• REQUIRED WORK
List all lines of the data that include the string "rest".

• ENTRIES SHOWN
-- Begin --

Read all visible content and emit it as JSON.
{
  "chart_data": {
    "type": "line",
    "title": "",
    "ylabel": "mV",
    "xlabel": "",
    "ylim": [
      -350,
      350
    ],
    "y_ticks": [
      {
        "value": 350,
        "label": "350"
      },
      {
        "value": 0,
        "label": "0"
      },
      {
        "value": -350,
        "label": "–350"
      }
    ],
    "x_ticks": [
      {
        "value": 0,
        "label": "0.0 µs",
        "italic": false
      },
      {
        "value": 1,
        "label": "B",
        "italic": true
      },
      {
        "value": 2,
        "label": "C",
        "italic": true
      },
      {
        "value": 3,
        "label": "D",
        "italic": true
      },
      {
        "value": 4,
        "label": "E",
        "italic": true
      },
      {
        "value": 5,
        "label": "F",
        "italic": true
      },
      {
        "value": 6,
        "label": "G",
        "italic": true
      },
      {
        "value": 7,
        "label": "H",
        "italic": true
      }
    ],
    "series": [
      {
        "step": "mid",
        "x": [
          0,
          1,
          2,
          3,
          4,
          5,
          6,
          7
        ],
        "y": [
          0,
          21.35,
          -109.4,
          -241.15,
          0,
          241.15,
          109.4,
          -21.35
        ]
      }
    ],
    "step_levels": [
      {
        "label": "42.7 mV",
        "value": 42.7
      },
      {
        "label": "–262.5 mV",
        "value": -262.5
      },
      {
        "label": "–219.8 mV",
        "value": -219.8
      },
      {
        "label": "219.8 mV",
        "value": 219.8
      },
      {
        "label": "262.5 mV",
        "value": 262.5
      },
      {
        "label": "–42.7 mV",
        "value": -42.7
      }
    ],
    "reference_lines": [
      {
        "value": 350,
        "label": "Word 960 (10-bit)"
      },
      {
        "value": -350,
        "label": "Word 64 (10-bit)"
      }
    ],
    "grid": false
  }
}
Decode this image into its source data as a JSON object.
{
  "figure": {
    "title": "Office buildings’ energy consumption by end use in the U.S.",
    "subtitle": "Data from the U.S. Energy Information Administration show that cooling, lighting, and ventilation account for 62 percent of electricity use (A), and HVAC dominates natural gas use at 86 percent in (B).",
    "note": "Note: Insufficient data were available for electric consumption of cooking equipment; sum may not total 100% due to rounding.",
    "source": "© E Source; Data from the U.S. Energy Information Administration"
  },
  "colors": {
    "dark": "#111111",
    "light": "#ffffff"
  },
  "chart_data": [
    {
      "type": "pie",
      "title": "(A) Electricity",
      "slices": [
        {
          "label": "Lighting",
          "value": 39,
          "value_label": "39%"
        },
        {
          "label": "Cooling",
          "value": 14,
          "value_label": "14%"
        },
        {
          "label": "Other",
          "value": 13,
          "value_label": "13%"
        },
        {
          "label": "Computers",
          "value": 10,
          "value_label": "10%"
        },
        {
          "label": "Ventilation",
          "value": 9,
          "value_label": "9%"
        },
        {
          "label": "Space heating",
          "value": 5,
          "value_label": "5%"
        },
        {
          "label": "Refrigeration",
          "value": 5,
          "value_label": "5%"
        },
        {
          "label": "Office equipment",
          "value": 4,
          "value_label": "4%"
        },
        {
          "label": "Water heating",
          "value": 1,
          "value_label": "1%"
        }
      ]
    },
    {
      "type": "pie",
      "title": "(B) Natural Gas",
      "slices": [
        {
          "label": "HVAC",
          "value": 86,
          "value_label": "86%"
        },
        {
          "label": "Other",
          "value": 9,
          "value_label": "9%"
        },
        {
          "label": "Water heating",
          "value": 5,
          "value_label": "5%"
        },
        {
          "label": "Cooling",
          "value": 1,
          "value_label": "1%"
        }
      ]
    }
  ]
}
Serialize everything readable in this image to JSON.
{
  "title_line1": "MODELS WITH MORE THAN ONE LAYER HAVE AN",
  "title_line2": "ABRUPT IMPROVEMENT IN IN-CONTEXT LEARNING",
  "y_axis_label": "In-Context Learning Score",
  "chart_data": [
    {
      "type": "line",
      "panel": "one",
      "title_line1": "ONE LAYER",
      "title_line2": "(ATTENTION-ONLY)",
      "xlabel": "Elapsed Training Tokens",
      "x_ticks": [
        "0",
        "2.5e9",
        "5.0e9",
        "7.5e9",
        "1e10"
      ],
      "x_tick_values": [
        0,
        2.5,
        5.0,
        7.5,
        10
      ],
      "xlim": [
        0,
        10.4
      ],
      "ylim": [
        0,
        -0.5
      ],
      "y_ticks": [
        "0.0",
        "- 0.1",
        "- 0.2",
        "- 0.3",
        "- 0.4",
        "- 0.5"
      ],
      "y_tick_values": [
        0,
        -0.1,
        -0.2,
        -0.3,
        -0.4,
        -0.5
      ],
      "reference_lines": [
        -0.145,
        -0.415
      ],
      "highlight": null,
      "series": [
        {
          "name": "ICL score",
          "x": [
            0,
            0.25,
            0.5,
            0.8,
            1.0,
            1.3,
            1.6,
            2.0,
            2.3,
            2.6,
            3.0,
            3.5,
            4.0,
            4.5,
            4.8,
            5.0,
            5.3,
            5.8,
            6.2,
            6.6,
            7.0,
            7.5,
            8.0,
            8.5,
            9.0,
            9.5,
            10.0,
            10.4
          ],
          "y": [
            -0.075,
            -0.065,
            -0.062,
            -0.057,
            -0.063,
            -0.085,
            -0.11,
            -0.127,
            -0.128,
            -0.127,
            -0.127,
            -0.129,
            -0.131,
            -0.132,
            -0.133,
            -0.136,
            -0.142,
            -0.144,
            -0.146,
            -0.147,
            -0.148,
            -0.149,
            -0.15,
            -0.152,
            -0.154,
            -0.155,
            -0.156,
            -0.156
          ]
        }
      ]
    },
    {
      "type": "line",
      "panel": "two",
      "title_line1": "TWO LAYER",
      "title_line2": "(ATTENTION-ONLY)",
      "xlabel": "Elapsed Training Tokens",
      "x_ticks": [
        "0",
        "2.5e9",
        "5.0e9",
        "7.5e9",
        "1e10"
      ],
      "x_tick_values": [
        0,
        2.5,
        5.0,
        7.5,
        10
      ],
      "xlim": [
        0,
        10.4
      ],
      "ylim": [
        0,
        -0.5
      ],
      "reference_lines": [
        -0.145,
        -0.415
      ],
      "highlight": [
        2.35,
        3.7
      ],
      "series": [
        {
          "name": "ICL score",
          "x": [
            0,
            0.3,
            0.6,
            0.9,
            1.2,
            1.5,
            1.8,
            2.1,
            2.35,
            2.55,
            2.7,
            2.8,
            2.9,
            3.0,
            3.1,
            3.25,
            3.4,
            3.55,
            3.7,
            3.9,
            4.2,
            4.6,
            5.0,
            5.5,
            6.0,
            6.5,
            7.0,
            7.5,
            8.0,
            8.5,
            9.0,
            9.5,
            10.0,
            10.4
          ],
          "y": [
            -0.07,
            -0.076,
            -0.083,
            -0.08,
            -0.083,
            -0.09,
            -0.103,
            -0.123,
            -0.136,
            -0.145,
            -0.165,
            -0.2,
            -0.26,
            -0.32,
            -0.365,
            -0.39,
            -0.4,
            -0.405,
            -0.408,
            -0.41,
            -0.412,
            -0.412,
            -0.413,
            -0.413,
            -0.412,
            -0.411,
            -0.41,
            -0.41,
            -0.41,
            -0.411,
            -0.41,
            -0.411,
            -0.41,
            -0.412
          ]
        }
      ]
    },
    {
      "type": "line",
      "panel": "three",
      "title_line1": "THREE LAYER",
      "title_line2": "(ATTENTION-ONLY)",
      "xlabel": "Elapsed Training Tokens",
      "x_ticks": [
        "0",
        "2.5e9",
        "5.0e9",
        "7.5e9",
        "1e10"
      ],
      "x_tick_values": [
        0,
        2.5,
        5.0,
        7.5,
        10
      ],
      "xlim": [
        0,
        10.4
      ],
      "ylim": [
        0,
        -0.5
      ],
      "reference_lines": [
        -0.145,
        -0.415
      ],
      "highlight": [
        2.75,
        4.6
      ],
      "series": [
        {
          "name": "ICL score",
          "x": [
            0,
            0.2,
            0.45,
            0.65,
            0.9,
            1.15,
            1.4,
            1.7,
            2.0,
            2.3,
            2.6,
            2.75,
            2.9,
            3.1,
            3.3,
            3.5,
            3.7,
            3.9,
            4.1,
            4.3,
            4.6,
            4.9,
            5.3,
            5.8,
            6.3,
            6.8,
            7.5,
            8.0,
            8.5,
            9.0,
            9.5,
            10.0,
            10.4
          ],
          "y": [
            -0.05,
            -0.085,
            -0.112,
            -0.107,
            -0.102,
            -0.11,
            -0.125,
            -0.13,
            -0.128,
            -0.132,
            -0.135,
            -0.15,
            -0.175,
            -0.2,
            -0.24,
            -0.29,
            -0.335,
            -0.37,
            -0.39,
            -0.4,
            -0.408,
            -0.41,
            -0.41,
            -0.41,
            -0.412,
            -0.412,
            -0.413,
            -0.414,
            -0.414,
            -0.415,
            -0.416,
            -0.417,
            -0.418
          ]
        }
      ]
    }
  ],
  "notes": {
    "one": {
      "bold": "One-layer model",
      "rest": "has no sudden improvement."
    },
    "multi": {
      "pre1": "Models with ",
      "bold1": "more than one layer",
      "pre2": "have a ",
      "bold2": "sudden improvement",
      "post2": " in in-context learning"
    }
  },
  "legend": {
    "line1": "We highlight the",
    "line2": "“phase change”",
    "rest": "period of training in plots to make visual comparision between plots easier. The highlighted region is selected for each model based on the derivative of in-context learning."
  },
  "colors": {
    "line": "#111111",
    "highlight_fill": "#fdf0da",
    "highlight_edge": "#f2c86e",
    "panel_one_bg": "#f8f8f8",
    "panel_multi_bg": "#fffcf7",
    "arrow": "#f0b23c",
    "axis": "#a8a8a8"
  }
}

-- End --

• TASK RESULT
      "rest": "has no sudden improvement."
    "rest": "period of training in plots to make visual comparision between plots easier. The highlighted region is selected for each model based on the derivative of in-context learning."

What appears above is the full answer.